* _Work to be completed_
Reproduce each of the items below word for word, with no changes.

* _Raw records_

>>>>>

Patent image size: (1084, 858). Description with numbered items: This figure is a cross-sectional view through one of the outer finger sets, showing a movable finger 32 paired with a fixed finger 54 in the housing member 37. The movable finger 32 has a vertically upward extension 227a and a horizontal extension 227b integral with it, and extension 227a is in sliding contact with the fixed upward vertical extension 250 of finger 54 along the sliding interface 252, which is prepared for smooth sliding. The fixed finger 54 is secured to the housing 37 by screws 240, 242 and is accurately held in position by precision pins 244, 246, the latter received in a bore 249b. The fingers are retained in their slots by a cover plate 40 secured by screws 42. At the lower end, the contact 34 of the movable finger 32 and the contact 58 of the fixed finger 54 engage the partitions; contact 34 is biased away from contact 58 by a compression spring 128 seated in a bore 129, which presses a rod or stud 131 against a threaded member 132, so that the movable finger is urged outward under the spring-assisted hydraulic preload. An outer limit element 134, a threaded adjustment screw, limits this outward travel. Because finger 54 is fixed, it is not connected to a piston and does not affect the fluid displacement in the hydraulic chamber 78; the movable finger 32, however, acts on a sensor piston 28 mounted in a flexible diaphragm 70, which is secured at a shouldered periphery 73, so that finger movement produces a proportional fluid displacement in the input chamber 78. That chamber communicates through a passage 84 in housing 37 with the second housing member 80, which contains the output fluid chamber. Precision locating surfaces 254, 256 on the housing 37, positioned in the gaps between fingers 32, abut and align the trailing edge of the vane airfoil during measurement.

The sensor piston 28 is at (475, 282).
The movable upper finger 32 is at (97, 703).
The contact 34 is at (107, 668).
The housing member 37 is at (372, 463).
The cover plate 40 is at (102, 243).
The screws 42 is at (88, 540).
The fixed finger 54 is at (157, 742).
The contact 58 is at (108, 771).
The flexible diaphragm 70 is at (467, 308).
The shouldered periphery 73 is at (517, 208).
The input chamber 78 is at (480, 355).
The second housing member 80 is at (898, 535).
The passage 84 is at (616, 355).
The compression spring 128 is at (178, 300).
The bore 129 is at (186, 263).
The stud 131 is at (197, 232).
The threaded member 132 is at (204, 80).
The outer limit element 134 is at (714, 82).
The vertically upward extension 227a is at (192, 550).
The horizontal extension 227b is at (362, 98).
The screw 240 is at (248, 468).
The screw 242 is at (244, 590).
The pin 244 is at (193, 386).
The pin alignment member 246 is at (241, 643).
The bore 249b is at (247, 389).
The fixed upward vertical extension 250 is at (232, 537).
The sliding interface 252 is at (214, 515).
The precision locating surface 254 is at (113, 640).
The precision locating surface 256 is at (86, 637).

<<<<<

* _Answer to this task_
Patent image size: (1084, 858). Description with numbered items: This figure is a cross-sectional view through one of the outer finger sets, showing a movable finger 32 paired with a fixed finger 54 in the housing member 37. The movable finger 32 has a vertically upward extension 227a and a horizontal extension 227b integral with it, and extension 227a is in sliding contact with the fixed upward vertical extension 250 of finger 54 along the sliding interface 252, which is prepared for smooth sliding. The fixed finger 54 is secured to the housing 37 by screws 240, 242 and is accurately held in position by precision pins 244, 246, the latter received in a bore 249b. The fingers are retained in their slots by a cover plate 40 secured by screws 42. At the lower end, the contact 34 of the movable finger 32 and the contact 58 of the fixed finger 54 engage the partitions; contact 34 is biased away from contact 58 by a compression spring 128 seated in a bore 129, which presses a rod or stud 131 against a threaded member 132, so that the movable finger is urged outward under the spring-assisted hydraulic preload. An outer limit element 134, a threaded adjustment screw, limits this outward travel. Because finger 54 is fixed, it is not connected to a piston and does not affect the fluid displacement in the hydraulic chamber 78; the movable finger 32, however, acts on a sensor piston 28 mounted in a flexible diaphragm 70, which is secured at a shouldered periphery 73, so that finger movement produces a proportional fluid displacement in the input chamber 78. That chamber communicates through a passage 84 in housing 37 with the second housing member 80, which contains the output fluid chamber. Precision locating surfaces 254, 256 on the housing 37, positioned in the gaps between fingers 32, abut and align the trailing edge of the vane airfoil during measurement.

The sensor piston 28 is at (475, 282).
The movable upper finger 32 is at (97, 703).
The contact 34 is at (107, 668).
The housing member 37 is at (372, 463).
The cover plate 40 is at (102, 243).
The screws 42 is at (88, 540).
The fixed finger 54 is at (157, 742).
The contact 58 is at (108, 771).
The flexible diaphragm 70 is at (467, 308).
The shouldered periphery 73 is at (517, 208).
The input chamber 78 is at (480, 355).
The second housing member 80 is at (898, 535).
The passage 84 is at (616, 355).
The compression spring 128 is at (178, 300).
The bore 129 is at (186, 263).
The stud 131 is at (197, 232).
The threaded member 132 is at (204, 80).
The outer limit element 134 is at (714, 82).
The vertically upward extension 227a is at (192, 550).
The horizontal extension 227b is at (362, 98).
The screw 240 is at (248, 468).
The screw 242 is at (244, 590).
The pin 244 is at (193, 386).
The pin alignment member 246 is at (241, 643).
The bore 249b is at (247, 389).
The fixed upward vertical extension 250 is at (232, 537).
The sliding interface 252 is at (214, 515).
The precision locating surface 254 is at (113, 640).
The precision locating surface 256 is at (86, 637).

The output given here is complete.